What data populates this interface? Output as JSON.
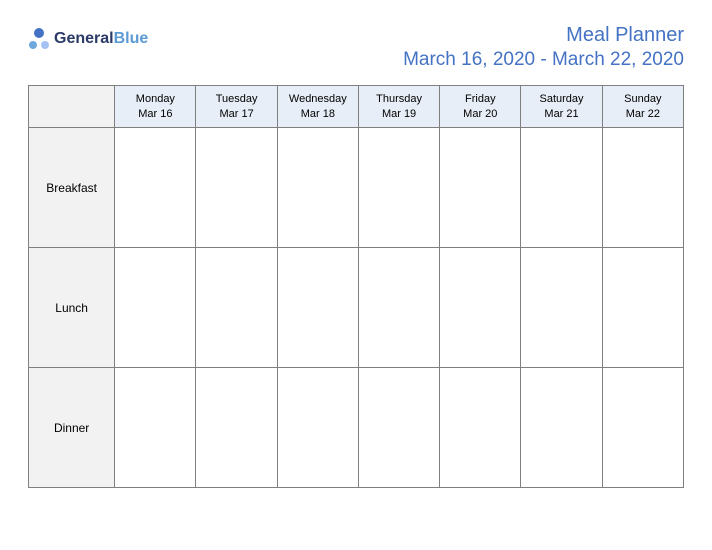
{
  "logo": {
    "text1": "General",
    "text2": "Blue"
  },
  "header": {
    "title": "Meal Planner",
    "subtitle": "March 16, 2020 - March 22, 2020"
  },
  "table": {
    "columns": [
      {
        "day": "Monday",
        "date": "Mar 16"
      },
      {
        "day": "Tuesday",
        "date": "Mar 17"
      },
      {
        "day": "Wednesday",
        "date": "Mar 18"
      },
      {
        "day": "Thursday",
        "date": "Mar 19"
      },
      {
        "day": "Friday",
        "date": "Mar 20"
      },
      {
        "day": "Saturday",
        "date": "Mar 21"
      },
      {
        "day": "Sunday",
        "date": "Mar 22"
      }
    ],
    "rows": [
      "Breakfast",
      "Lunch",
      "Dinner"
    ],
    "colors": {
      "header_bg": "#e8eef7",
      "rowhead_bg": "#f2f2f2",
      "border": "#7f7f7f",
      "title_color": "#4472c4"
    }
  }
}
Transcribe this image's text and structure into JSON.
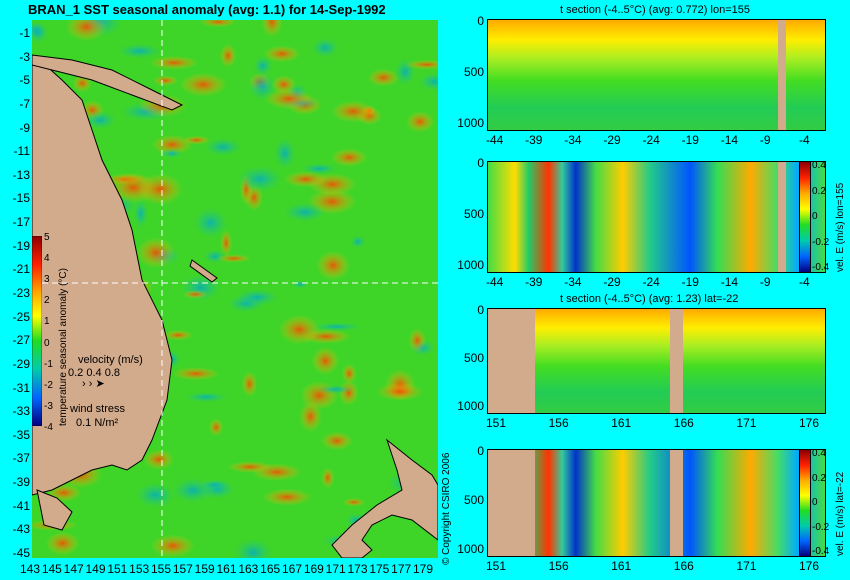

==============================

Repeat the entries exactly. Pictures are excluded from the copy.

What data populates this interface? Output as JSON.
{
  "logo": {
    "text1": "General",
    "text2": "Blue"
  },
  "header": {
    "title": "Meal Planner",
    "subtitle": "March 16, 2020 - March 22, 2020"
  },
  "table": {
    "columns": [
      {
        "day": "Monday",
        "date": "Mar 16"
      },
      {
        "day": "Tuesday",
        "date": "Mar 17"
      },
      {
        "day": "Wednesday",
        "date": "Mar 18"
      },
      {
        "day": "Thursday",
        "date": "Mar 19"
      },
      {
        "day": "Friday",
        "date": "Mar 20"
      },
      {
        "day": "Saturday",
        "date": "Mar 21"
      },
      {
        "day": "Sunday",
        "date": "Mar 22"
      }
    ],
    "rows": [
      "Breakfast",
      "Lunch",
      "Dinner"
    ],
    "colors": {
      "header_bg": "#e8eef7",
      "rowhead_bg": "#f2f2f2",
      "border": "#7f7f7f",
      "title_color": "#4472c4"
    }
  }
}
Transcribe this image's text and structure into JSON.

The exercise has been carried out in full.